▶ What is expected: Exactly repeat the material, dropping every picture from the copy.

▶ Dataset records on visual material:
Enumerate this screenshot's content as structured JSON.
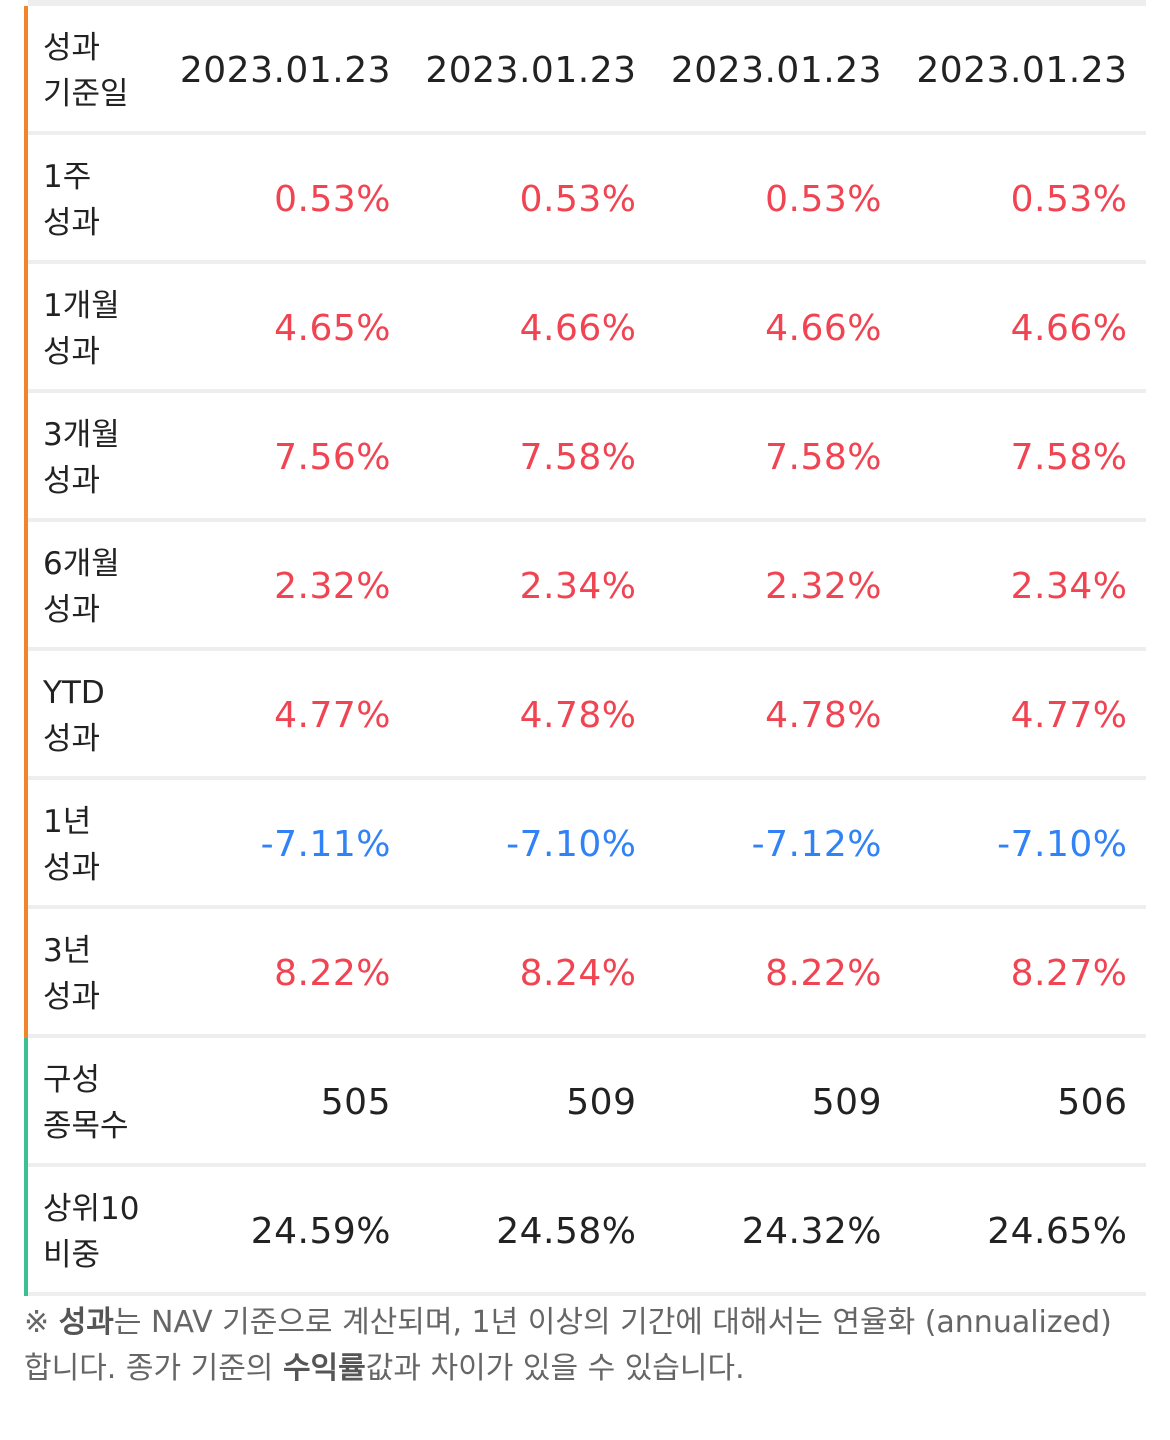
{
  "colors": {
    "performance_bar": "#f0852d",
    "info_bar": "#3bbf93",
    "positive": "#f04452",
    "negative": "#3182f6"
  },
  "rows": [
    {
      "label1": "성과",
      "label2": "기준일",
      "bar": "performance_bar",
      "values": [
        "2023.01.23",
        "2023.01.23",
        "2023.01.23",
        "2023.01.23"
      ],
      "tones": [
        "plain",
        "plain",
        "plain",
        "plain"
      ]
    },
    {
      "label1": "1주",
      "label2": "성과",
      "bar": "performance_bar",
      "values": [
        "0.53%",
        "0.53%",
        "0.53%",
        "0.53%"
      ],
      "tones": [
        "pos",
        "pos",
        "pos",
        "pos"
      ]
    },
    {
      "label1": "1개월",
      "label2": "성과",
      "bar": "performance_bar",
      "values": [
        "4.65%",
        "4.66%",
        "4.66%",
        "4.66%"
      ],
      "tones": [
        "pos",
        "pos",
        "pos",
        "pos"
      ]
    },
    {
      "label1": "3개월",
      "label2": "성과",
      "bar": "performance_bar",
      "values": [
        "7.56%",
        "7.58%",
        "7.58%",
        "7.58%"
      ],
      "tones": [
        "pos",
        "pos",
        "pos",
        "pos"
      ]
    },
    {
      "label1": "6개월",
      "label2": "성과",
      "bar": "performance_bar",
      "values": [
        "2.32%",
        "2.34%",
        "2.32%",
        "2.34%"
      ],
      "tones": [
        "pos",
        "pos",
        "pos",
        "pos"
      ]
    },
    {
      "label1": "YTD",
      "label2": "성과",
      "bar": "performance_bar",
      "values": [
        "4.77%",
        "4.78%",
        "4.78%",
        "4.77%"
      ],
      "tones": [
        "pos",
        "pos",
        "pos",
        "pos"
      ]
    },
    {
      "label1": "1년",
      "label2": "성과",
      "bar": "performance_bar",
      "values": [
        "-7.11%",
        "-7.10%",
        "-7.12%",
        "-7.10%"
      ],
      "tones": [
        "neg",
        "neg",
        "neg",
        "neg"
      ]
    },
    {
      "label1": "3년",
      "label2": "성과",
      "bar": "performance_bar",
      "values": [
        "8.22%",
        "8.24%",
        "8.22%",
        "8.27%"
      ],
      "tones": [
        "pos",
        "pos",
        "pos",
        "pos"
      ]
    },
    {
      "label1": "구성",
      "label2": "종목수",
      "bar": "info_bar",
      "values": [
        "505",
        "509",
        "509",
        "506"
      ],
      "tones": [
        "plain",
        "plain",
        "plain",
        "plain"
      ]
    },
    {
      "label1": "상위10",
      "label2": "비중",
      "bar": "info_bar",
      "values": [
        "24.59%",
        "24.58%",
        "24.32%",
        "24.65%"
      ],
      "tones": [
        "plain",
        "plain",
        "plain",
        "plain"
      ]
    }
  ],
  "note": {
    "prefix": "※ ",
    "bold1": "성과",
    "mid": "는 NAV 기준으로 계산되며, 1년 이상의 기간에 대해서는 연율화 (annualized) 합니다. 종가 기준의 ",
    "bold2": "수익률",
    "suffix": "값과 차이가 있을 수 있습니다."
  }
}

▶ Result below:
Enumerate this screenshot's content as structured JSON.
{
  "colors": {
    "performance_bar": "#f0852d",
    "info_bar": "#3bbf93",
    "positive": "#f04452",
    "negative": "#3182f6"
  },
  "rows": [
    {
      "label1": "성과",
      "label2": "기준일",
      "bar": "performance_bar",
      "values": [
        "2023.01.23",
        "2023.01.23",
        "2023.01.23",
        "2023.01.23"
      ],
      "tones": [
        "plain",
        "plain",
        "plain",
        "plain"
      ]
    },
    {
      "label1": "1주",
      "label2": "성과",
      "bar": "performance_bar",
      "values": [
        "0.53%",
        "0.53%",
        "0.53%",
        "0.53%"
      ],
      "tones": [
        "pos",
        "pos",
        "pos",
        "pos"
      ]
    },
    {
      "label1": "1개월",
      "label2": "성과",
      "bar": "performance_bar",
      "values": [
        "4.65%",
        "4.66%",
        "4.66%",
        "4.66%"
      ],
      "tones": [
        "pos",
        "pos",
        "pos",
        "pos"
      ]
    },
    {
      "label1": "3개월",
      "label2": "성과",
      "bar": "performance_bar",
      "values": [
        "7.56%",
        "7.58%",
        "7.58%",
        "7.58%"
      ],
      "tones": [
        "pos",
        "pos",
        "pos",
        "pos"
      ]
    },
    {
      "label1": "6개월",
      "label2": "성과",
      "bar": "performance_bar",
      "values": [
        "2.32%",
        "2.34%",
        "2.32%",
        "2.34%"
      ],
      "tones": [
        "pos",
        "pos",
        "pos",
        "pos"
      ]
    },
    {
      "label1": "YTD",
      "label2": "성과",
      "bar": "performance_bar",
      "values": [
        "4.77%",
        "4.78%",
        "4.78%",
        "4.77%"
      ],
      "tones": [
        "pos",
        "pos",
        "pos",
        "pos"
      ]
    },
    {
      "label1": "1년",
      "label2": "성과",
      "bar": "performance_bar",
      "values": [
        "-7.11%",
        "-7.10%",
        "-7.12%",
        "-7.10%"
      ],
      "tones": [
        "neg",
        "neg",
        "neg",
        "neg"
      ]
    },
    {
      "label1": "3년",
      "label2": "성과",
      "bar": "performance_bar",
      "values": [
        "8.22%",
        "8.24%",
        "8.22%",
        "8.27%"
      ],
      "tones": [
        "pos",
        "pos",
        "pos",
        "pos"
      ]
    },
    {
      "label1": "구성",
      "label2": "종목수",
      "bar": "info_bar",
      "values": [
        "505",
        "509",
        "509",
        "506"
      ],
      "tones": [
        "plain",
        "plain",
        "plain",
        "plain"
      ]
    },
    {
      "label1": "상위10",
      "label2": "비중",
      "bar": "info_bar",
      "values": [
        "24.59%",
        "24.58%",
        "24.32%",
        "24.65%"
      ],
      "tones": [
        "plain",
        "plain",
        "plain",
        "plain"
      ]
    }
  ],
  "note": {
    "prefix": "※ ",
    "bold1": "성과",
    "mid": "는 NAV 기준으로 계산되며, 1년 이상의 기간에 대해서는 연율화 (annualized) 합니다. 종가 기준의 ",
    "bold2": "수익률",
    "suffix": "값과 차이가 있을 수 있습니다."
  }
}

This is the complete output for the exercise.